- _Short task_
Among the lines of this listing, determine how many contain the string "quản". Answer with the number only.

Data excerpts:
##############################

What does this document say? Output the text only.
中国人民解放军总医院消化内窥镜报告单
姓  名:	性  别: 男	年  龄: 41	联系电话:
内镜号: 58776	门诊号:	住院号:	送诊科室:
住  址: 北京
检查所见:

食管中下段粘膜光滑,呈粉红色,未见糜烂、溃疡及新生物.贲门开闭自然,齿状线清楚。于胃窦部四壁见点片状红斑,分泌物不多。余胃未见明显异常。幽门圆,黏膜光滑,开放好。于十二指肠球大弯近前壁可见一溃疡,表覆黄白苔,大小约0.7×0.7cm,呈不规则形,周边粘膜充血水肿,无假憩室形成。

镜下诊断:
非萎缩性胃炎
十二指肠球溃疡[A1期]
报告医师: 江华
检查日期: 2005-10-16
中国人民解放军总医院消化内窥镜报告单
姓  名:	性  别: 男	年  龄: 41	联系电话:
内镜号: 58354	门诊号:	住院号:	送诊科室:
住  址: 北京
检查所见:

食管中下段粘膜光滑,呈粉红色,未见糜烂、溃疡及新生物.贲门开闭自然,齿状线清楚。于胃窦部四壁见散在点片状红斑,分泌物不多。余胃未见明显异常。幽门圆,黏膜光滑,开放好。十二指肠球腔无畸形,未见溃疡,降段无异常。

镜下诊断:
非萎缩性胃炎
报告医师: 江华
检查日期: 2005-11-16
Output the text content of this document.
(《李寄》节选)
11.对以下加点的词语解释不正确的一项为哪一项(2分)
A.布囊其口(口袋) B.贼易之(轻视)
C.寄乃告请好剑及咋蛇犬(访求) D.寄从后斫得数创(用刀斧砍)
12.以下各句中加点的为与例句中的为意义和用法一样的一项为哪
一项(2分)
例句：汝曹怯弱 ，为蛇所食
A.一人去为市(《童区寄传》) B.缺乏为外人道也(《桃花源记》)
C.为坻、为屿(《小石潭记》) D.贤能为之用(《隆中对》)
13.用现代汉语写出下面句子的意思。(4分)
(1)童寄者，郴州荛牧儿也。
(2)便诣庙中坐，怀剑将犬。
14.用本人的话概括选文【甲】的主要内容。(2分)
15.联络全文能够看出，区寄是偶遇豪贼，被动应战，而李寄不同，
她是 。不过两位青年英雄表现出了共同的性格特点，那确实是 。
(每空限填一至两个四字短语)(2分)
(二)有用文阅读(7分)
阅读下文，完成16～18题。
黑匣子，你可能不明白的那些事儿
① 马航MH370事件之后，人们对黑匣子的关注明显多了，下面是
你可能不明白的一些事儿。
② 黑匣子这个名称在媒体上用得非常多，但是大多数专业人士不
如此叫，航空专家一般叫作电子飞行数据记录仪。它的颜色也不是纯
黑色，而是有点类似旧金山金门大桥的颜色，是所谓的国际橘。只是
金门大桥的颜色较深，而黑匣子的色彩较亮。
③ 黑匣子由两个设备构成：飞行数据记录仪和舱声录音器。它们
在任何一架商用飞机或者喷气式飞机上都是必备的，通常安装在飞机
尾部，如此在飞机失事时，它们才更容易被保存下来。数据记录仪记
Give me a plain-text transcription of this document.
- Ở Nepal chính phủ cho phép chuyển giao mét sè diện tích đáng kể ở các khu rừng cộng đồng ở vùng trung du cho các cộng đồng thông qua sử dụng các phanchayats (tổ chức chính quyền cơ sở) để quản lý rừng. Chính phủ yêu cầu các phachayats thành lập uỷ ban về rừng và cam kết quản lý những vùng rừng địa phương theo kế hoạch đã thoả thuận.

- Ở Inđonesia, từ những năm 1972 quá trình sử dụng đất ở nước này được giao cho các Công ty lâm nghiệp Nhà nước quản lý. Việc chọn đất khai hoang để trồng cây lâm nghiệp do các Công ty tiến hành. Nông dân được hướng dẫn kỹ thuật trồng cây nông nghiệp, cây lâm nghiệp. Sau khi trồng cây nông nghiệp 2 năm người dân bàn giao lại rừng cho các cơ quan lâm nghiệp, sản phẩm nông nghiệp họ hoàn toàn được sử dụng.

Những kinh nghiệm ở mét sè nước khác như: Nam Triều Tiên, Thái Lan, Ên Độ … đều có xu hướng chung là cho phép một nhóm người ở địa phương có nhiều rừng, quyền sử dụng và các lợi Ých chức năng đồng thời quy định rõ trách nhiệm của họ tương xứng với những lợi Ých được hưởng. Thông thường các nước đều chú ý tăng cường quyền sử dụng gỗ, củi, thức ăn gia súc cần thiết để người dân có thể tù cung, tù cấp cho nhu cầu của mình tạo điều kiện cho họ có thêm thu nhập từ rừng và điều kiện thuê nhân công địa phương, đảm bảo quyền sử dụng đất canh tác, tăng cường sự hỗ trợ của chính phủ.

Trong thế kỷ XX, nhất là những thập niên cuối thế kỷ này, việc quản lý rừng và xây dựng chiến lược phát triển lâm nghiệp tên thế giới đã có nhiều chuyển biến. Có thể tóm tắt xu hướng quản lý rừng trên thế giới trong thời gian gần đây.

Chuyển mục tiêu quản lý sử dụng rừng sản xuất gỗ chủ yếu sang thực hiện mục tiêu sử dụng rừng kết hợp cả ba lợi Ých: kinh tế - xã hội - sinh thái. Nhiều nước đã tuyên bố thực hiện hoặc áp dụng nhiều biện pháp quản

##############################

- _Written response_
4